━━━ Records shown ━━━

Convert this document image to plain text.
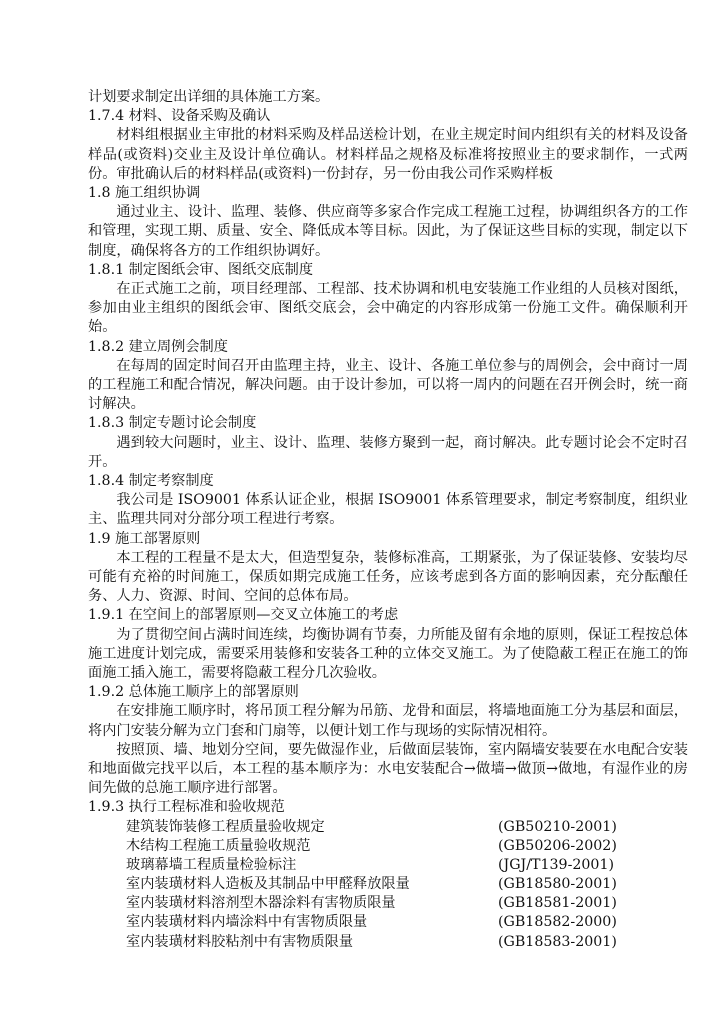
计划要求制定出详细的具体施工方案。
1.7.4 材料、设备采购及确认
材料组根据业主审批的材料采购及样品送检计划，在业主规定时间内组织有关的材料及设备样品(或资料)交业主及设计单位确认。材料样品之规格及标准将按照业主的要求制作，一式两份。审批确认后的材料样品(或资料)一份封存，另一份由我公司作采购样板
1.8 施工组织协调
通过业主、设计、监理、装修、供应商等多家合作完成工程施工过程，协调组织各方的工作和管理，实现工期、质量、安全、降低成本等目标。因此，为了保证这些目标的实现，制定以下制度，确保将各方的工作组织协调好。
1.8.1 制定图纸会审、图纸交底制度
在正式施工之前，项目经理部、工程部、技术协调和机电安装施工作业组的人员核对图纸，参加由业主组织的图纸会审、图纸交底会，会中确定的内容形成第一份施工文件。确保顺利开始。
1.8.2 建立周例会制度
在每周的固定时间召开由监理主持，业主、设计、各施工单位参与的周例会，会中商讨一周的工程施工和配合情况，解决问题。由于设计参加，可以将一周内的问题在召开例会时，统一商讨解决。
1.8.3 制定专题讨论会制度
遇到较大问题时，业主、设计、监理、装修方聚到一起，商讨解决。此专题讨论会不定时召开。
1.8.4 制定考察制度
我公司是 ISO9001 体系认证企业，根据 ISO9001 体系管理要求，制定考察制度，组织业主、监理共同对分部分项工程进行考察。
1.9 施工部署原则
本工程的工程量不是太大，但造型复杂，装修标准高，工期紧张，为了保证装修、安装均尽可能有充裕的时间施工，保质如期完成施工任务，应该考虑到各方面的影响因素，充分酝酿任务、人力、资源、时间、空间的总体布局。
1.9.1 在空间上的部署原则—交叉立体施工的考虑
为了贯彻空间占满时间连续，均衡协调有节奏，力所能及留有余地的原则，保证工程按总体施工进度计划完成，需要采用装修和安装各工种的立体交叉施工。为了使隐蔽工程正在施工的饰面施工插入施工，需要将隐蔽工程分几次验收。
1.9.2 总体施工顺序上的部署原则
在安排施工顺序时，将吊顶工程分解为吊筋、龙骨和面层，将墙地面施工分为基层和面层，将内门安装分解为立门套和门扇等，以便计划工作与现场的实际情况相符。
按照顶、墙、地划分空间，要先做湿作业，后做面层装饰，室内隔墙安装要在水电配合安装和地面做完找平以后，本工程的基本顺序为：水电安装配合→做墙→做顶→做地，有湿作业的房间先做的总施工顺序进行部署。
1.9.3 执行工程标准和验收规范
建筑装饰装修工程质量验收规定	(GB50210-2001)
木结构工程施工质量验收规范	(GB50206-2002)
玻璃幕墙工程质量检验标注	(JGJ/T139-2001)
室内装璜材料人造板及其制品中甲醛释放限量	(GB18580-2001)
室内装璜材料溶剂型木器涂料有害物质限量	(GB18581-2001)
室内装璜材料内墙涂料中有害物质限量	(GB18582-2000)
室内装璜材料胶粘剂中有害物质限量	(GB18583-2001)
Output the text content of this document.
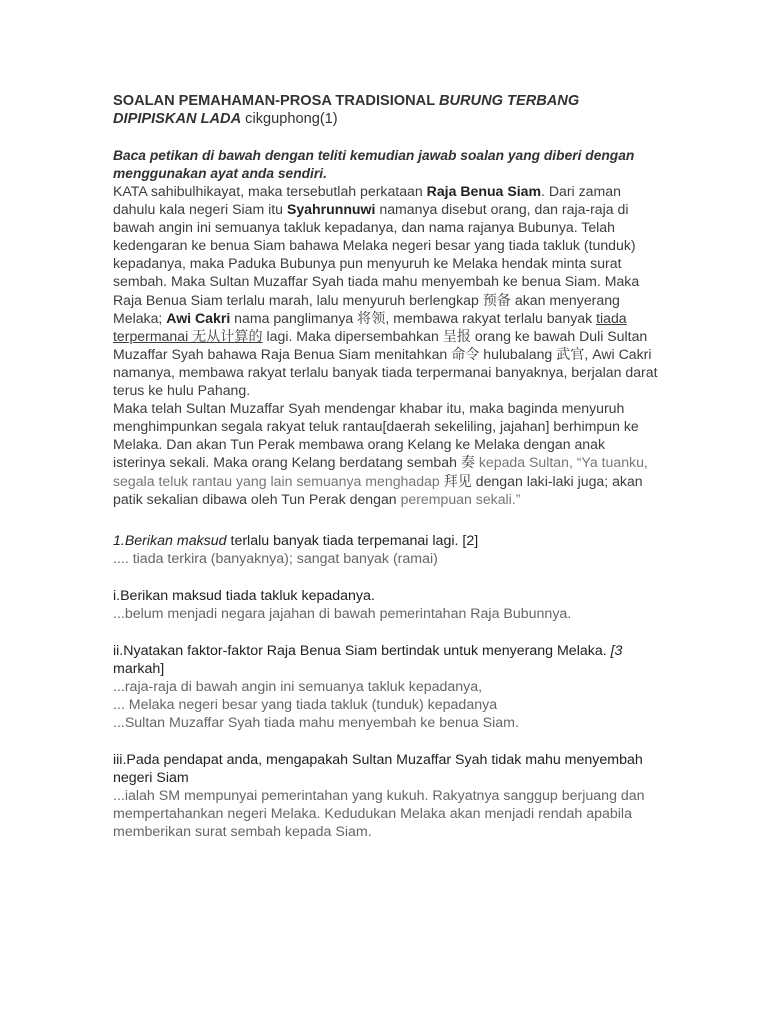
SOALAN PEMAHAMAN-PROSA TRADISIONAL BURUNG TERBANG DIPIPISKAN LADA cikguphong(1)
Baca petikan di bawah dengan teliti kemudian jawab soalan yang diberi dengan menggunakan ayat anda sendiri.
KATA sahibulhikayat, maka tersebutlah perkataan Raja Benua Siam. Dari zaman dahulu kala negeri Siam itu Syahrunnuwi namanya disebut orang, dan raja-raja di bawah angin ini semuanya takluk kepadanya, dan nama rajanya Bubunya. Telah kedengaran ke benua Siam bahawa Melaka negeri besar yang tiada takluk (tunduk) kepadanya, maka Paduka Bubunya pun menyuruh ke Melaka hendak minta surat sembah. Maka Sultan Muzaffar Syah tiada mahu menyembah ke benua Siam. Maka Raja Benua Siam terlalu marah, lalu menyuruh berlengkap 预备 akan menyerang Melaka; Awi Cakri nama panglimanya 将领, membawa rakyat terlalu banyak tiada terpermanai 无从计算的 lagi. Maka dipersembahkan 呈报 orang ke bawah Duli Sultan Muzaffar Syah bahawa Raja Benua Siam menitahkan 命令 hulubalang 武官, Awi Cakri namanya, membawa rakyat terlalu banyak tiada terpermanai banyaknya, berjalan darat terus ke hulu Pahang.
Maka telah Sultan Muzaffar Syah mendengar khabar itu, maka baginda menyuruh menghimpunkan segala rakyat teluk rantau[daerah sekeliling, jajahan] berhimpun ke Melaka. Dan akan Tun Perak membawa orang Kelang ke Melaka dengan anak isterinya sekali. Maka orang Kelang berdatang sembah 奏 kepada Sultan, “Ya tuanku, segala teluk rantau yang lain semuanya menghadap 拜见 dengan laki-laki juga; akan patik sekalian dibawa oleh Tun Perak dengan perempuan sekali.”
1.Berikan maksud terlalu banyak tiada terpemanai lagi. [2]
.... tiada terkira (banyaknya); sangat banyak (ramai)
i.Berikan maksud tiada takluk kepadanya.
...belum menjadi negara jajahan di bawah pemerintahan Raja Bubunnya.
ii.Nyatakan faktor-faktor Raja Benua Siam bertindak untuk menyerang Melaka. [3 markah]
...raja-raja di bawah angin ini semuanya takluk kepadanya,
... Melaka negeri besar yang tiada takluk (tunduk) kepadanya
...Sultan Muzaffar Syah tiada mahu menyembah ke benua Siam.
iii.Pada pendapat anda, mengapakah Sultan Muzaffar Syah tidak mahu menyembah negeri Siam
...ialah SM mempunyai pemerintahan yang kukuh. Rakyatnya sanggup berjuang dan mempertahankan negeri Melaka. Kedudukan Melaka akan menjadi rendah apabila memberikan surat sembah kepada Siam.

━━━

> _Exercise instructions_: Show each line of the listing that holds the string "Siam".

> _Completed task_:
KATA sahibulhikayat, maka tersebutlah perkataan Raja Benua Siam. Dari zaman dahulu kala negeri Siam itu Syahrunnuwi namanya disebut orang, dan raja-raja di bawah angin ini semuanya takluk kepadanya, dan nama rajanya Bubunya. Telah kedengaran ke benua Siam bahawa Melaka negeri besar yang tiada takluk (tunduk) kepadanya, maka Paduka Bubunya pun menyuruh ke Melaka hendak minta surat sembah. Maka Sultan Muzaffar Syah tiada mahu menyembah ke benua Siam. Maka Raja Benua Siam terlalu marah, lalu menyuruh berlengkap 预备 akan menyerang Melaka; Awi Cakri nama panglimanya 将领, membawa rakyat terlalu banyak tiada terpermanai 无从计算的 lagi. Maka dipersembahkan 呈报 orang ke bawah Duli Sultan Muzaffar Syah bahawa Raja Benua Siam menitahkan 命令 hulubalang 武官, Awi Cakri namanya, membawa rakyat terlalu banyak tiada terpermanai banyaknya, berjalan darat terus ke hulu Pahang.
ii.Nyatakan faktor-faktor Raja Benua Siam bertindak untuk menyerang Melaka. [3 markah]
...Sultan Muzaffar Syah tiada mahu menyembah ke benua Siam.
iii.Pada pendapat anda, mengapakah Sultan Muzaffar Syah tidak mahu menyembah negeri Siam
...ialah SM mempunyai pemerintahan yang kukuh. Rakyatnya sanggup berjuang dan mempertahankan negeri Melaka. Kedudukan Melaka akan menjadi rendah apabila memberikan surat sembah kepada Siam.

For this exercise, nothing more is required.